▶ EXERCISE DIRECTIONS: Find the string "into" in the records. Copy every line it appears in.

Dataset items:

(begin)

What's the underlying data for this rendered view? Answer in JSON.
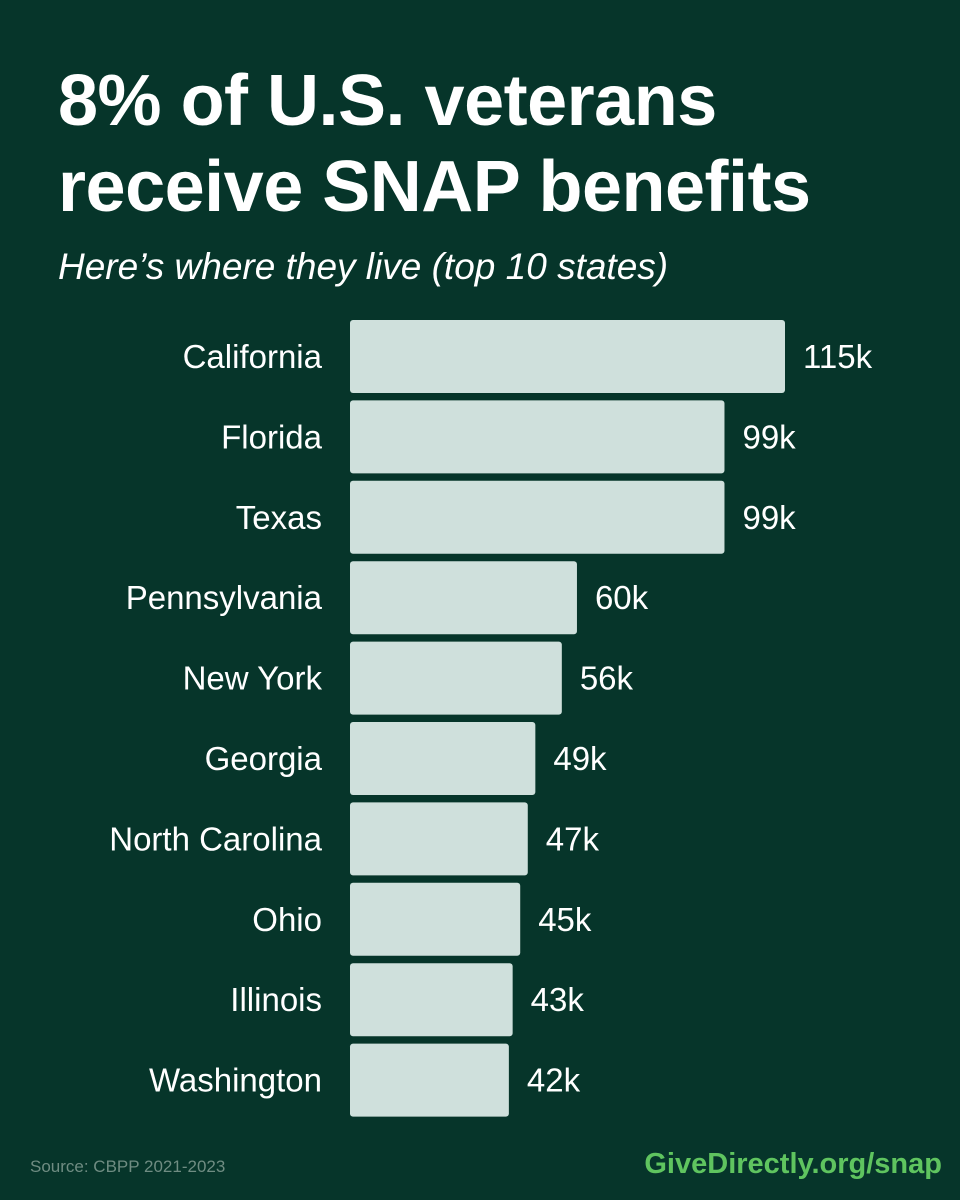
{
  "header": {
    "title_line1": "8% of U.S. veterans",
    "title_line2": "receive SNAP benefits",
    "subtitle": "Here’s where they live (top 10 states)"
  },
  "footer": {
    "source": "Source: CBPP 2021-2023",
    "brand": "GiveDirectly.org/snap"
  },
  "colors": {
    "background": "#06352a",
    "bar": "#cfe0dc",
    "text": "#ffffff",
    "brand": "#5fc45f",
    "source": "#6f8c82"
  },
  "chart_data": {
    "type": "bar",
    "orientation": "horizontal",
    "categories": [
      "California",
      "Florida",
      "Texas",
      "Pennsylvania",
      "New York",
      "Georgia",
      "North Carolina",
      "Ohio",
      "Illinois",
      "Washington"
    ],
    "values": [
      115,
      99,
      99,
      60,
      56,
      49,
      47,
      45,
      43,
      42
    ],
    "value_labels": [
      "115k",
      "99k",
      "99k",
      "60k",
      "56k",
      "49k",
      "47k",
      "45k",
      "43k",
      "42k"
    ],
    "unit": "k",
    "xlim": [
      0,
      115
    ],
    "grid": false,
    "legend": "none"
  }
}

(end)
(begin)

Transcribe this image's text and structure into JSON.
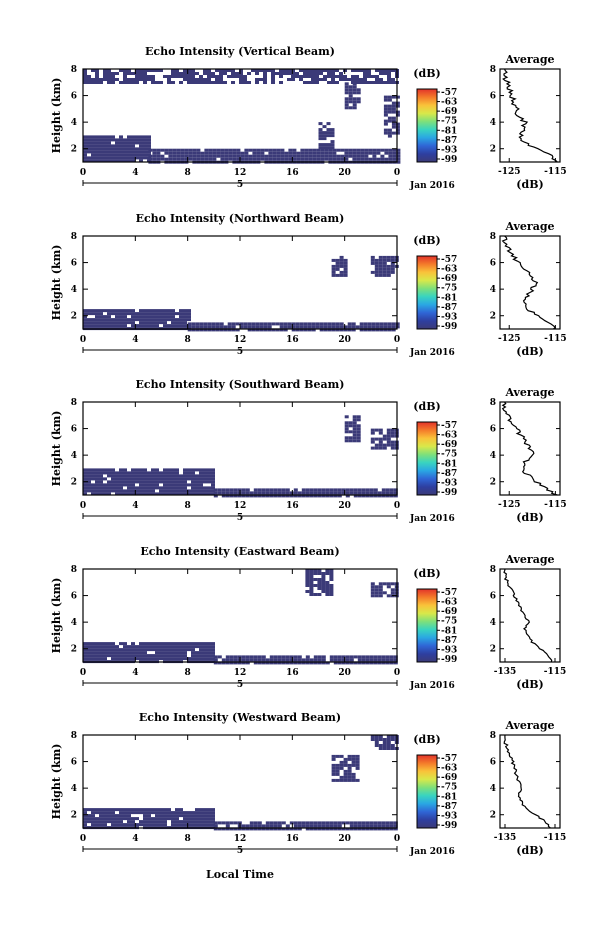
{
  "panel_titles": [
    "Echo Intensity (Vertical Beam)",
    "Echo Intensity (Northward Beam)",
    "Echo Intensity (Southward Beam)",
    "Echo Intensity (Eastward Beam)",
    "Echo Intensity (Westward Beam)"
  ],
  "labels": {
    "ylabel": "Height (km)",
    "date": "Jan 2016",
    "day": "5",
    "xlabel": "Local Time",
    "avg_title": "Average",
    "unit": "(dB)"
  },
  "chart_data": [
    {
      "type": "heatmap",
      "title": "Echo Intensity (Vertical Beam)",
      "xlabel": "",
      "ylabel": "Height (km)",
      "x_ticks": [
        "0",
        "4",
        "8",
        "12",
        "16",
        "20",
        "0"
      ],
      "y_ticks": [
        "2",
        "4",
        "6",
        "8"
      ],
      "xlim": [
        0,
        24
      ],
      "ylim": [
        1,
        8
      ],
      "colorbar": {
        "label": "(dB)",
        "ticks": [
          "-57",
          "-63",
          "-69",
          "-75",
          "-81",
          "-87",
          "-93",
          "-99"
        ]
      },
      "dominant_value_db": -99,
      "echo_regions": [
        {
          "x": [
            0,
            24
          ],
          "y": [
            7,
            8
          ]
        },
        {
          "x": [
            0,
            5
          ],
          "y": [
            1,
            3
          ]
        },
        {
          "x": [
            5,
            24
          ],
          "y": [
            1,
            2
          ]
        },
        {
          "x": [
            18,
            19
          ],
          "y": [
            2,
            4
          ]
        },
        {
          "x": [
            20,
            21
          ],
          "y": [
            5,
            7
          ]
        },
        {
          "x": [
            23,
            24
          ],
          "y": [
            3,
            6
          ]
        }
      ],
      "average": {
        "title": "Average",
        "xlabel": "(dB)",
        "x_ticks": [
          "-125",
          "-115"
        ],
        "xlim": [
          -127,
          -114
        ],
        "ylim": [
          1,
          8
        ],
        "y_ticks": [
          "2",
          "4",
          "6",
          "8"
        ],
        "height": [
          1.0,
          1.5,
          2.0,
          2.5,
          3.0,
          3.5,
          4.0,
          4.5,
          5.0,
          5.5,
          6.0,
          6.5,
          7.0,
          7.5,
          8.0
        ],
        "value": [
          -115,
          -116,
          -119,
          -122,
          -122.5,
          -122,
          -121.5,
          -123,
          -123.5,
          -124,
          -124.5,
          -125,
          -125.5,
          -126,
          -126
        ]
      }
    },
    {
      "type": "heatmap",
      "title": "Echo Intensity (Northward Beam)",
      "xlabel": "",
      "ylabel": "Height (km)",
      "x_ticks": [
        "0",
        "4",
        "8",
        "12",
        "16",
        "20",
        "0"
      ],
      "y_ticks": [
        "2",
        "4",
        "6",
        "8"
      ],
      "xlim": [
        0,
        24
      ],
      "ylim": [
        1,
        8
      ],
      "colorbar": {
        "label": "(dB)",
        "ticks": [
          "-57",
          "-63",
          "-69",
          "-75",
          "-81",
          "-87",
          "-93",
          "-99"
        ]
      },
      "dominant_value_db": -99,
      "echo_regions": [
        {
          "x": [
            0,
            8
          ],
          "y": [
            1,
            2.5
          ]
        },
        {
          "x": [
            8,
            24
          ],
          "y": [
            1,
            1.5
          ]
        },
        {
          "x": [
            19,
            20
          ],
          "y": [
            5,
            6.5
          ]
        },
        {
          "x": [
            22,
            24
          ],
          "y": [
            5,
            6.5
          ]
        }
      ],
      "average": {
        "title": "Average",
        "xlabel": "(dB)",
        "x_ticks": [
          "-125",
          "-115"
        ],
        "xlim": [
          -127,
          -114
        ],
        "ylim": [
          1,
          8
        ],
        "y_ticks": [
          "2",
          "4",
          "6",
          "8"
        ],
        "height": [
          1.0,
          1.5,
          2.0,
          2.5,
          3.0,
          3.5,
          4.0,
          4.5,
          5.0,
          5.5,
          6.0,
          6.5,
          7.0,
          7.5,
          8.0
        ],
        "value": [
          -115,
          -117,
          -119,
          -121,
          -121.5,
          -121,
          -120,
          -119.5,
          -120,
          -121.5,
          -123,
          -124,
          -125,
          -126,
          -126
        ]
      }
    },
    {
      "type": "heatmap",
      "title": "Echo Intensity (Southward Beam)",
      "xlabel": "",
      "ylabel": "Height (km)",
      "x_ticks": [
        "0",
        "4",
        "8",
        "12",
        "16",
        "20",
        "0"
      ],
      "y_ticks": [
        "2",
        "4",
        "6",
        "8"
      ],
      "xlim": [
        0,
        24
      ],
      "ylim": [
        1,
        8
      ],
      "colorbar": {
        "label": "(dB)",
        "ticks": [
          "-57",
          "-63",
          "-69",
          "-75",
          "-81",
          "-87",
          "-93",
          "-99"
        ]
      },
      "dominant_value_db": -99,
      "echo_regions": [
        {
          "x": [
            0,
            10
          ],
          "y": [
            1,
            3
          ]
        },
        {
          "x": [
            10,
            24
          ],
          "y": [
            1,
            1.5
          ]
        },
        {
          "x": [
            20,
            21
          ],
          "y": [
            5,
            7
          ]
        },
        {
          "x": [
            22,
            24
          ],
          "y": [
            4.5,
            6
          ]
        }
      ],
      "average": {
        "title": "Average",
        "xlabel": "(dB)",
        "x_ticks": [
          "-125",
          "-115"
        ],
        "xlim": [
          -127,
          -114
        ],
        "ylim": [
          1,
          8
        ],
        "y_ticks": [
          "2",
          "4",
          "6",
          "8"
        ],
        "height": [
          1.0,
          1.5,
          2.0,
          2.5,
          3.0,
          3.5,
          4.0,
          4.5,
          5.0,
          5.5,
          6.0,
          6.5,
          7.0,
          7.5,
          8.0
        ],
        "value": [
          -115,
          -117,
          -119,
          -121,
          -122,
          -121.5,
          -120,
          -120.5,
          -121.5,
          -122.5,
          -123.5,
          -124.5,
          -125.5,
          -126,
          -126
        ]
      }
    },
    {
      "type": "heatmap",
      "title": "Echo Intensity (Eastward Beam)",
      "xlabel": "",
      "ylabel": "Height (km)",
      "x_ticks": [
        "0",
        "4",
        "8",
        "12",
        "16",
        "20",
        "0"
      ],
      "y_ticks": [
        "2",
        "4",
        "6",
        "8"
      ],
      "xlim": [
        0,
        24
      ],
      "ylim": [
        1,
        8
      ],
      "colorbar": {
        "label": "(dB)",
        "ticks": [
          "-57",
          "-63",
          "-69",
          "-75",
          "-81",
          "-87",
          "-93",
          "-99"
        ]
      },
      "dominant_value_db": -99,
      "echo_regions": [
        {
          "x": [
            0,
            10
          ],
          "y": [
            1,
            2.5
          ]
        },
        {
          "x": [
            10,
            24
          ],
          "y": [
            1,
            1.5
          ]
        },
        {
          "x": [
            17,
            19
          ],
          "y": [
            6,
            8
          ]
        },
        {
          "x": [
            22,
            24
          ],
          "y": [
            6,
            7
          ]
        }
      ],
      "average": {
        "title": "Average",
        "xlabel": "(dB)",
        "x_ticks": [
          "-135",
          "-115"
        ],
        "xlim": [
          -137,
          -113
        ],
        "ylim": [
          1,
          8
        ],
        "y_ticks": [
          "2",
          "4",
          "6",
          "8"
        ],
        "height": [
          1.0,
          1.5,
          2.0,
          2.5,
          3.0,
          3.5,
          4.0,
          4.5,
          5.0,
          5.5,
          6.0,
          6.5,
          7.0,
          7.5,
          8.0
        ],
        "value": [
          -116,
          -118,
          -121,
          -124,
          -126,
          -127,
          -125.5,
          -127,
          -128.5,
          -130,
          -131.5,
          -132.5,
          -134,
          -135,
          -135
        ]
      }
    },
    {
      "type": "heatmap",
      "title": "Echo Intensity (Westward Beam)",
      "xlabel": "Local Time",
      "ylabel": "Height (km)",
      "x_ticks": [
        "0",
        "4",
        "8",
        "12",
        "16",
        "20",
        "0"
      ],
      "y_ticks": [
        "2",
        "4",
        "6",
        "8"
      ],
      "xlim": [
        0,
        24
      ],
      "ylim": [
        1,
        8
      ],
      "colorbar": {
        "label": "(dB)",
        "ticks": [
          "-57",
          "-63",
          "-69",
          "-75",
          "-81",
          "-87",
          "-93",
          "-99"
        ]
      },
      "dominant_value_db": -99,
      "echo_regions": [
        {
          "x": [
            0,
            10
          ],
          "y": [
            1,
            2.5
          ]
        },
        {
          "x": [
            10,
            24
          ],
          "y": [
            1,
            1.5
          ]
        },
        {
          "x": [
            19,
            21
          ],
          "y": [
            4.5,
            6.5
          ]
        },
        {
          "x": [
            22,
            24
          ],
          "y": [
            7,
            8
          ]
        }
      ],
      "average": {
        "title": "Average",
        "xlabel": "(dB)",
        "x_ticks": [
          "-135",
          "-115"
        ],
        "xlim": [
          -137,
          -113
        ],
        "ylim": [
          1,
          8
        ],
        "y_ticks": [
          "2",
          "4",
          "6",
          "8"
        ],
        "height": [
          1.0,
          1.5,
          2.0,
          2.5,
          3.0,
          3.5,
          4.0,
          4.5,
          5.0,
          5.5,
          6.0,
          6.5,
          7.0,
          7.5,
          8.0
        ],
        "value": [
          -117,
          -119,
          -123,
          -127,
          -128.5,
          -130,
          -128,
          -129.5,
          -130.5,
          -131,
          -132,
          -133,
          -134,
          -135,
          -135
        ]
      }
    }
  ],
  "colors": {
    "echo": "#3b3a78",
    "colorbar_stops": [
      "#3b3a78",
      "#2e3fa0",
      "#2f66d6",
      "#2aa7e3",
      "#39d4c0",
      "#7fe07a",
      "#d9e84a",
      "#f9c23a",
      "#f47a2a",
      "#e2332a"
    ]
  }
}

(end)
(begin)

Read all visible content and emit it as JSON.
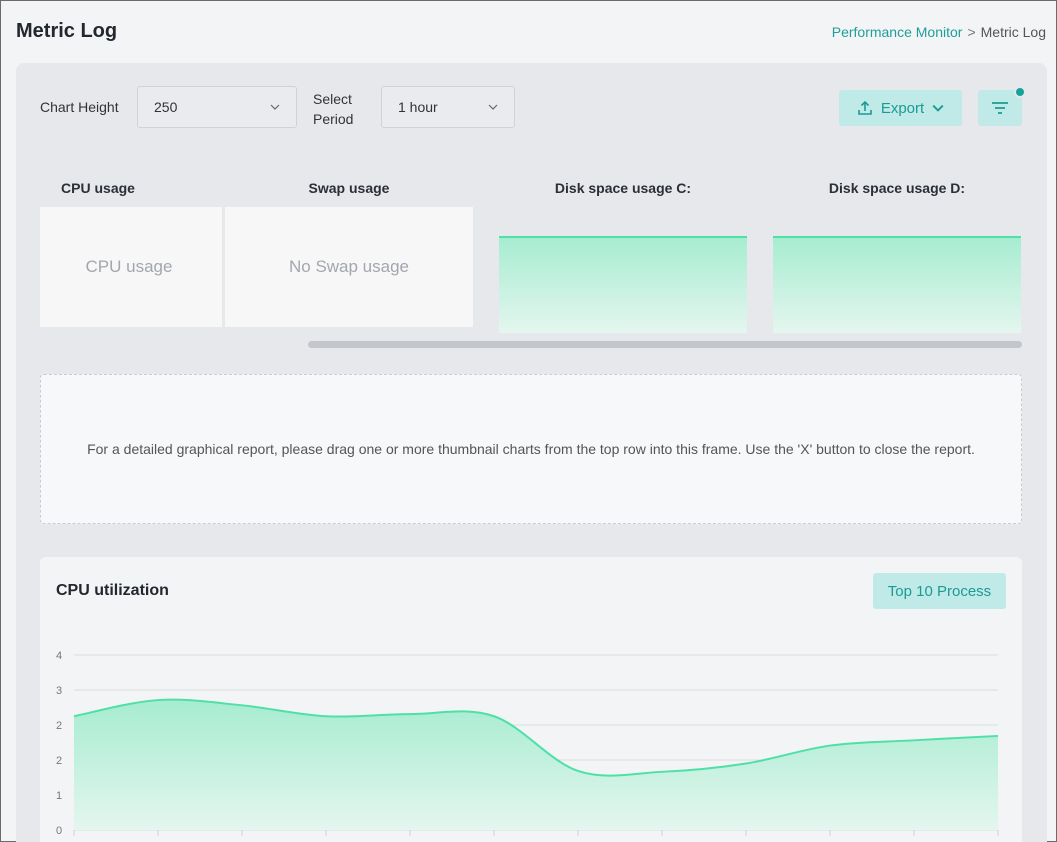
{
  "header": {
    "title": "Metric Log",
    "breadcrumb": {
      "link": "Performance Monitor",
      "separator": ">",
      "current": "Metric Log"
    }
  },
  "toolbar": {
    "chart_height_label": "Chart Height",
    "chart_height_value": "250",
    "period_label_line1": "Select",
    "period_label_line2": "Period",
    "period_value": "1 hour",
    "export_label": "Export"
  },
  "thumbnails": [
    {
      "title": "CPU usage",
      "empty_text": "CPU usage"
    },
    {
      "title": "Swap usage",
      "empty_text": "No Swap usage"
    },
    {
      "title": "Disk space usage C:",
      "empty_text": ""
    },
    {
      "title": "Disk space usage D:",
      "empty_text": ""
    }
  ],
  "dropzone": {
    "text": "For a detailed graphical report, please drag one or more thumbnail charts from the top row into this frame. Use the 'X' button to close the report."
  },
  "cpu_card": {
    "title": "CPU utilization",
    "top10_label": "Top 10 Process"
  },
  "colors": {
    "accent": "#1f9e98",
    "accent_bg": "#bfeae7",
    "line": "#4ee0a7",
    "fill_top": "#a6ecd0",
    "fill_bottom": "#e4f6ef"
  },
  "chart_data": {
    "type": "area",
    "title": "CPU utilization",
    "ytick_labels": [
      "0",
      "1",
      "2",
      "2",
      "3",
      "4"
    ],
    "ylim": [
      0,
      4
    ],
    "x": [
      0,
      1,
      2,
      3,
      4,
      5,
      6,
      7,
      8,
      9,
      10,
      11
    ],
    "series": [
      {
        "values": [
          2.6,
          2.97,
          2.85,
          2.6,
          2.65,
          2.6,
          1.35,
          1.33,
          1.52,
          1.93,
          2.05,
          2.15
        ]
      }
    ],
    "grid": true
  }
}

(end)

▶ SOLUTION BELOW:
Transcribe this image's text and structure into JSON.
    "text": "For a detailed graphical report, please drag one or more thumbnail charts from the top row into this frame. Use the 'X' button to close the report."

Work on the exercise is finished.